◆ **AIM OF THE TASK**:
Please set down all the lines beneath this one exactly, without the pictures.

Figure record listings
####################

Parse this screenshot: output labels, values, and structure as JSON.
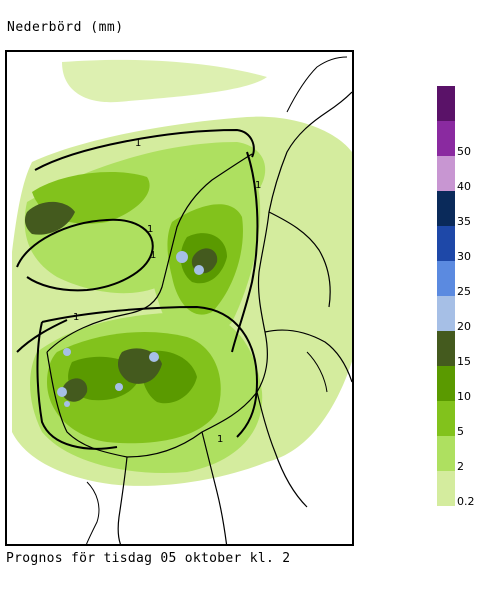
{
  "title": "Nederbörd (mm)",
  "caption": "Prognos för tisdag 05 oktober kl. 2",
  "legend": {
    "items": [
      {
        "label": "0.2",
        "color": "#d4ec9e"
      },
      {
        "label": "2",
        "color": "#aee060"
      },
      {
        "label": "5",
        "color": "#82c21c"
      },
      {
        "label": "10",
        "color": "#5a9a00"
      },
      {
        "label": "15",
        "color": "#445a1e"
      },
      {
        "label": "20",
        "color": "#a6bfe6"
      },
      {
        "label": "25",
        "color": "#5b8ae0"
      },
      {
        "label": "30",
        "color": "#1e48a8"
      },
      {
        "label": "35",
        "color": "#0a2a5a"
      },
      {
        "label": "40",
        "color": "#c896d2"
      },
      {
        "label": "50",
        "color": "#8a2aa0"
      },
      {
        "label": "",
        "color": "#5a1268"
      }
    ]
  },
  "map": {
    "contour_label": "1"
  }
}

####################

◆ **PROBLEM SOLUTION**:
Parse this screenshot: output labels, values, and structure as JSON.
{
  "title": "Nederbörd (mm)",
  "caption": "Prognos för tisdag 05 oktober kl. 2",
  "legend": {
    "items": [
      {
        "label": "0.2",
        "color": "#d4ec9e"
      },
      {
        "label": "2",
        "color": "#aee060"
      },
      {
        "label": "5",
        "color": "#82c21c"
      },
      {
        "label": "10",
        "color": "#5a9a00"
      },
      {
        "label": "15",
        "color": "#445a1e"
      },
      {
        "label": "20",
        "color": "#a6bfe6"
      },
      {
        "label": "25",
        "color": "#5b8ae0"
      },
      {
        "label": "30",
        "color": "#1e48a8"
      },
      {
        "label": "35",
        "color": "#0a2a5a"
      },
      {
        "label": "40",
        "color": "#c896d2"
      },
      {
        "label": "50",
        "color": "#8a2aa0"
      },
      {
        "label": "",
        "color": "#5a1268"
      }
    ]
  },
  "map": {
    "contour_label": "1"
  }
}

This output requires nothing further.